-- Start RECORDS SHOWN --
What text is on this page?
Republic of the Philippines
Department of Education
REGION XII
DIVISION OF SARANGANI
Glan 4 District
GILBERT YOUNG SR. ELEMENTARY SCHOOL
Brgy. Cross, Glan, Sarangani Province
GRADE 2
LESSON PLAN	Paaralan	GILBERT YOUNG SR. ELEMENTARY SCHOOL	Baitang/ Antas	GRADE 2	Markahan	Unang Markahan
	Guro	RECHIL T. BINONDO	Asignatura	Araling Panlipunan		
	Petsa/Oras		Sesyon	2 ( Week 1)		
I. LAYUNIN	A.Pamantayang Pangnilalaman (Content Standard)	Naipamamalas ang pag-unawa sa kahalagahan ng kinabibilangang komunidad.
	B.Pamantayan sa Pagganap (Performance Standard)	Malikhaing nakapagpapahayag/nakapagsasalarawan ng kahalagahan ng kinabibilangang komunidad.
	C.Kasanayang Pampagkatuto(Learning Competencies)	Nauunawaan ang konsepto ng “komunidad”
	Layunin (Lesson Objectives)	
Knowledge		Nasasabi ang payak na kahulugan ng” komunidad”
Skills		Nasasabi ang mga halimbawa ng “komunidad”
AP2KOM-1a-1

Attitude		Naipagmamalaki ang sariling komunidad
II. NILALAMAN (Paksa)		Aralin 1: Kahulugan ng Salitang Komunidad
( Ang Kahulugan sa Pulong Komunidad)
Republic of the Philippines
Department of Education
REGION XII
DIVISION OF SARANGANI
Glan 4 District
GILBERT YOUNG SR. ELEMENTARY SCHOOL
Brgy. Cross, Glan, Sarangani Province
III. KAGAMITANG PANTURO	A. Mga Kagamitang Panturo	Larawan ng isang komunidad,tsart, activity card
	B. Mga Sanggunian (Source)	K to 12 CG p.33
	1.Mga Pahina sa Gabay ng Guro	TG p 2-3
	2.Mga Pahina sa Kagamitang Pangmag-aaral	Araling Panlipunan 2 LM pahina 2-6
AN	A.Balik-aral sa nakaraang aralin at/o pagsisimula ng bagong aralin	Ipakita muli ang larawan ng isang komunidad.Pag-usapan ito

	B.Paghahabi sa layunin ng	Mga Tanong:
-- End RECORDS SHOWN --
= WHAT THE EXERCISE ASKS =
Once more, set down the full listing, verbatim.

= COMPLETED TASK =
What text is on this page?
Republic of the Philippines
Department of Education
REGION XII
DIVISION OF SARANGANI
Glan 4 District
GILBERT YOUNG SR. ELEMENTARY SCHOOL
Brgy. Cross, Glan, Sarangani Province
GRADE 2
LESSON PLAN	Paaralan	GILBERT YOUNG SR. ELEMENTARY SCHOOL	Baitang/ Antas	GRADE 2	Markahan	Unang Markahan
	Guro	RECHIL T. BINONDO	Asignatura	Araling Panlipunan		
	Petsa/Oras		Sesyon	2 ( Week 1)		
I. LAYUNIN	A.Pamantayang Pangnilalaman (Content Standard)	Naipamamalas ang pag-unawa sa kahalagahan ng kinabibilangang komunidad.
	B.Pamantayan sa Pagganap (Performance Standard)	Malikhaing nakapagpapahayag/nakapagsasalarawan ng kahalagahan ng kinabibilangang komunidad.
	C.Kasanayang Pampagkatuto(Learning Competencies)	Nauunawaan ang konsepto ng “komunidad”
	Layunin (Lesson Objectives)	
Knowledge		Nasasabi ang payak na kahulugan ng” komunidad”
Skills		Nasasabi ang mga halimbawa ng “komunidad”
AP2KOM-1a-1

Attitude		Naipagmamalaki ang sariling komunidad
II. NILALAMAN (Paksa)		Aralin 1: Kahulugan ng Salitang Komunidad
( Ang Kahulugan sa Pulong Komunidad)
Republic of the Philippines
Department of Education
REGION XII
DIVISION OF SARANGANI
Glan 4 District
GILBERT YOUNG SR. ELEMENTARY SCHOOL
Brgy. Cross, Glan, Sarangani Province
III. KAGAMITANG PANTURO	A. Mga Kagamitang Panturo	Larawan ng isang komunidad,tsart, activity card
	B. Mga Sanggunian (Source)	K to 12 CG p.33
	1.Mga Pahina sa Gabay ng Guro	TG p 2-3
	2.Mga Pahina sa Kagamitang Pangmag-aaral	Araling Panlipunan 2 LM pahina 2-6
AN	A.Balik-aral sa nakaraang aralin at/o pagsisimula ng bagong aralin	Ipakita muli ang larawan ng isang komunidad.Pag-usapan ito

	B.Paghahabi sa layunin ng	Mga Tanong:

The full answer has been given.